### Short problem:
Pictures aside, repeat every entry exactly.

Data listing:

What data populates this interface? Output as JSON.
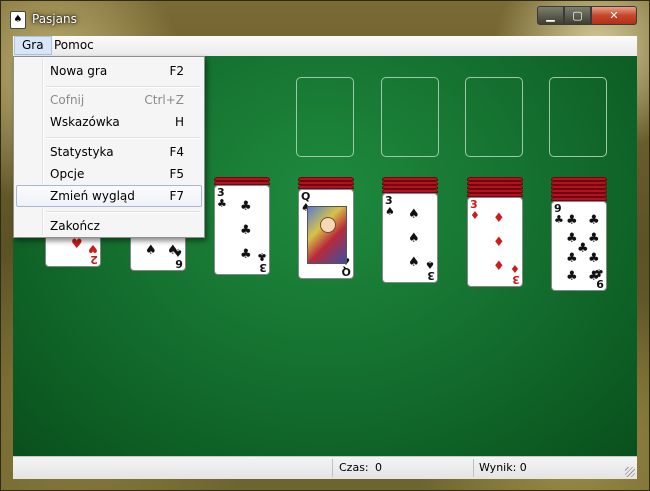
{
  "window": {
    "title": "Pasjans",
    "minimize": "▁",
    "maximize": "▢",
    "close": "✕"
  },
  "menubar": {
    "items": [
      "Gra",
      "Pomoc"
    ]
  },
  "menu_gra": {
    "items": [
      {
        "label": "Nowa gra",
        "shortcut": "F2",
        "enabled": true
      },
      {
        "label": "Cofnij",
        "shortcut": "Ctrl+Z",
        "enabled": false
      },
      {
        "label": "Wskazówka",
        "shortcut": "H",
        "enabled": true
      },
      {
        "label": "Statystyka",
        "shortcut": "F4",
        "enabled": true
      },
      {
        "label": "Opcje",
        "shortcut": "F5",
        "enabled": true
      },
      {
        "label": "Zmień wygląd",
        "shortcut": "F7",
        "enabled": true,
        "highlighted": true
      },
      {
        "label": "Zakończ",
        "shortcut": "",
        "enabled": true
      }
    ]
  },
  "tableau": {
    "columns": [
      {
        "face_down": 0,
        "card": {
          "rank": "2",
          "suit": "heart"
        }
      },
      {
        "face_down": 1,
        "card": {
          "rank": "6",
          "suit": "spade"
        }
      },
      {
        "face_down": 2,
        "card": {
          "rank": "3",
          "suit": "club"
        }
      },
      {
        "face_down": 3,
        "card": {
          "rank": "Q",
          "suit": "spade"
        }
      },
      {
        "face_down": 4,
        "card": {
          "rank": "3",
          "suit": "spade"
        }
      },
      {
        "face_down": 5,
        "card": {
          "rank": "3",
          "suit": "diamond"
        }
      },
      {
        "face_down": 6,
        "card": {
          "rank": "9",
          "suit": "club"
        }
      }
    ]
  },
  "status": {
    "time_label": "Czas:",
    "time_value": "0",
    "score_label": "Wynik: 0"
  },
  "colors": {
    "felt": "#157230",
    "card_back": "#b8101e",
    "red_suit": "#d01a1a"
  }
}
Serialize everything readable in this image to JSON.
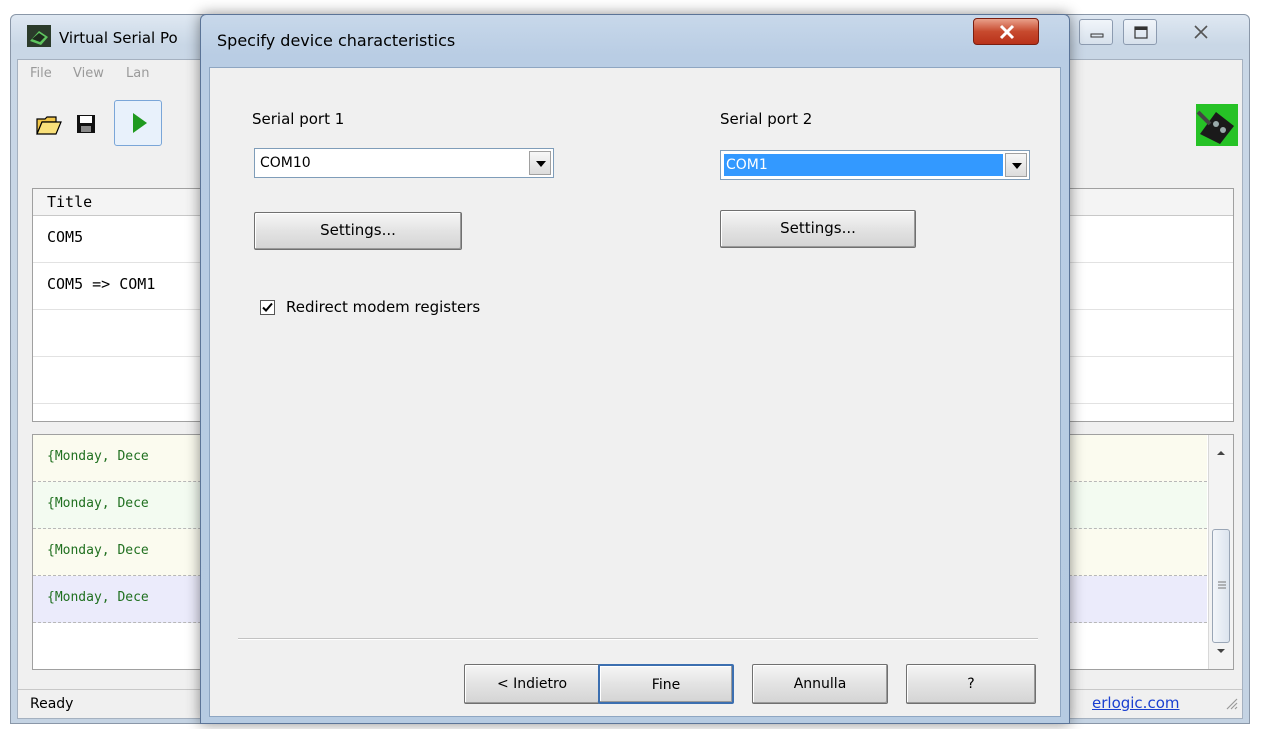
{
  "main_window": {
    "title": "Virtual Serial Po",
    "menu": [
      "File",
      "View",
      "Lan"
    ],
    "device_list": {
      "header": "Title",
      "rows": [
        "COM5",
        "COM5 => COM1"
      ]
    },
    "log_rows": [
      "{Monday, Dece",
      "{Monday, Dece",
      "{Monday, Dece",
      "{Monday, Dece"
    ],
    "log_row_colors": [
      "#fbfbef",
      "#f3fbf1",
      "#fbfbef",
      "#ebebfb"
    ],
    "status": "Ready",
    "status_link": "erlogic.com"
  },
  "dialog": {
    "title": "Specify device characteristics",
    "port1": {
      "label": "Serial port 1",
      "value": "COM10",
      "settings_label": "Settings..."
    },
    "port2": {
      "label": "Serial port 2",
      "value": "COM1",
      "settings_label": "Settings..."
    },
    "redirect_label": "Redirect modem registers",
    "redirect_checked": true,
    "buttons": {
      "back": "< Indietro",
      "finish": "Fine",
      "cancel": "Annulla",
      "help": "?"
    }
  }
}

### Solution:
What data populates this interface? Output as JSON.
{
  "window": {
    "title": "Pasjans",
    "minimize": "▁",
    "maximize": "▢",
    "close": "✕"
  },
  "menubar": {
    "items": [
      "Gra",
      "Pomoc"
    ]
  },
  "menu_gra": {
    "items": [
      {
        "label": "Nowa gra",
        "shortcut": "F2",
        "enabled": true
      },
      {
        "label": "Cofnij",
        "shortcut": "Ctrl+Z",
        "enabled": false
      },
      {
        "label": "Wskazówka",
        "shortcut": "H",
        "enabled": true
      },
      {
        "label": "Statystyka",
        "shortcut": "F4",
        "enabled": true
      },
      {
        "label": "Opcje",
        "shortcut": "F5",
        "enabled": true
      },
      {
        "label": "Zmień wygląd",
        "shortcut": "F7",
        "enabled": true,
        "highlighted": true
      },
      {
        "label": "Zakończ",
        "shortcut": "",
        "enabled": true
      }
    ]
  },
  "tableau": {
    "columns": [
      {
        "face_down": 0,
        "card": {
          "rank": "2",
          "suit": "heart"
        }
      },
      {
        "face_down": 1,
        "card": {
          "rank": "6",
          "suit": "spade"
        }
      },
      {
        "face_down": 2,
        "card": {
          "rank": "3",
          "suit": "club"
        }
      },
      {
        "face_down": 3,
        "card": {
          "rank": "Q",
          "suit": "spade"
        }
      },
      {
        "face_down": 4,
        "card": {
          "rank": "3",
          "suit": "spade"
        }
      },
      {
        "face_down": 5,
        "card": {
          "rank": "3",
          "suit": "diamond"
        }
      },
      {
        "face_down": 6,
        "card": {
          "rank": "9",
          "suit": "club"
        }
      }
    ]
  },
  "status": {
    "time_label": "Czas:",
    "time_value": "0",
    "score_label": "Wynik: 0"
  },
  "colors": {
    "felt": "#157230",
    "card_back": "#b8101e",
    "red_suit": "#d01a1a"
  }
}
Serialize everything readable in this image to JSON.
{
  "main_window": {
    "title": "Virtual Serial Po",
    "menu": [
      "File",
      "View",
      "Lan"
    ],
    "device_list": {
      "header": "Title",
      "rows": [
        "COM5",
        "COM5 => COM1"
      ]
    },
    "log_rows": [
      "{Monday, Dece",
      "{Monday, Dece",
      "{Monday, Dece",
      "{Monday, Dece"
    ],
    "log_row_colors": [
      "#fbfbef",
      "#f3fbf1",
      "#fbfbef",
      "#ebebfb"
    ],
    "status": "Ready",
    "status_link": "erlogic.com"
  },
  "dialog": {
    "title": "Specify device characteristics",
    "port1": {
      "label": "Serial port 1",
      "value": "COM10",
      "settings_label": "Settings..."
    },
    "port2": {
      "label": "Serial port 2",
      "value": "COM1",
      "settings_label": "Settings..."
    },
    "redirect_label": "Redirect modem registers",
    "redirect_checked": true,
    "buttons": {
      "back": "< Indietro",
      "finish": "Fine",
      "cancel": "Annulla",
      "help": "?"
    }
  }
}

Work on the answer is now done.